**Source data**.
►

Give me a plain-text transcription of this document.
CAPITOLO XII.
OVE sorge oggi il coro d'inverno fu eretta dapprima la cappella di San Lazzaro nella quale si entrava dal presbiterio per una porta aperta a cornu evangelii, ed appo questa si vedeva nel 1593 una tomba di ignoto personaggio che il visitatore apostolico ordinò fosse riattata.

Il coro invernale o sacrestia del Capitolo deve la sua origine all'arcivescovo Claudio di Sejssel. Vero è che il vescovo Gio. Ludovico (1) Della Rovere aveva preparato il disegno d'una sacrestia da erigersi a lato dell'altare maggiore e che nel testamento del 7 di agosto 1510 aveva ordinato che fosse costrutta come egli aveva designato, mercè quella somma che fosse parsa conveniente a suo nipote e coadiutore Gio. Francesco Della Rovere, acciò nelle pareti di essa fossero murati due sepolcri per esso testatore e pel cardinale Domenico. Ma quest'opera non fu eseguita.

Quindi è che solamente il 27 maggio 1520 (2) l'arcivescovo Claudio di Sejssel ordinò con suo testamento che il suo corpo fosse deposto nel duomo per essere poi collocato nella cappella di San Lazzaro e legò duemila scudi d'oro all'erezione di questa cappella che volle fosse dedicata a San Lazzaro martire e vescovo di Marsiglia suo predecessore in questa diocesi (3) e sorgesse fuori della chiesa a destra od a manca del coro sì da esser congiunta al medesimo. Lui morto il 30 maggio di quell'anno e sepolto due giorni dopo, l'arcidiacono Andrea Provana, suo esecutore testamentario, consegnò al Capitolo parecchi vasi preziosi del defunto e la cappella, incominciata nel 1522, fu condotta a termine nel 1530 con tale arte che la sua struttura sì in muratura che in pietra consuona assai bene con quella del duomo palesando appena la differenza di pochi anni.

◄

**Problem description**. Give all the entries again exactly; leave none out.

**Final result**.
Give me a plain-text transcription of this document.
CAPITOLO XII.
OVE sorge oggi il coro d'inverno fu eretta dapprima la cappella di San Lazzaro nella quale si entrava dal presbiterio per una porta aperta a cornu evangelii, ed appo questa si vedeva nel 1593 una tomba di ignoto personaggio che il visitatore apostolico ordinò fosse riattata.

Il coro invernale o sacrestia del Capitolo deve la sua origine all'arcivescovo Claudio di Sejssel. Vero è che il vescovo Gio. Ludovico (1) Della Rovere aveva preparato il disegno d'una sacrestia da erigersi a lato dell'altare maggiore e che nel testamento del 7 di agosto 1510 aveva ordinato che fosse costrutta come egli aveva designato, mercè quella somma che fosse parsa conveniente a suo nipote e coadiutore Gio. Francesco Della Rovere, acciò nelle pareti di essa fossero murati due sepolcri per esso testatore e pel cardinale Domenico. Ma quest'opera non fu eseguita.

Quindi è che solamente il 27 maggio 1520 (2) l'arcivescovo Claudio di Sejssel ordinò con suo testamento che il suo corpo fosse deposto nel duomo per essere poi collocato nella cappella di San Lazzaro e legò duemila scudi d'oro all'erezione di questa cappella che volle fosse dedicata a San Lazzaro martire e vescovo di Marsiglia suo predecessore in questa diocesi (3) e sorgesse fuori della chiesa a destra od a manca del coro sì da esser congiunta al medesimo. Lui morto il 30 maggio di quell'anno e sepolto due giorni dopo, l'arcidiacono Andrea Provana, suo esecutore testamentario, consegnò al Capitolo parecchi vasi preziosi del defunto e la cappella, incominciata nel 1522, fu condotta a termine nel 1530 con tale arte che la sua struttura sì in muratura che in pietra consuona assai bene con quella del duomo palesando appena la differenza di pochi anni.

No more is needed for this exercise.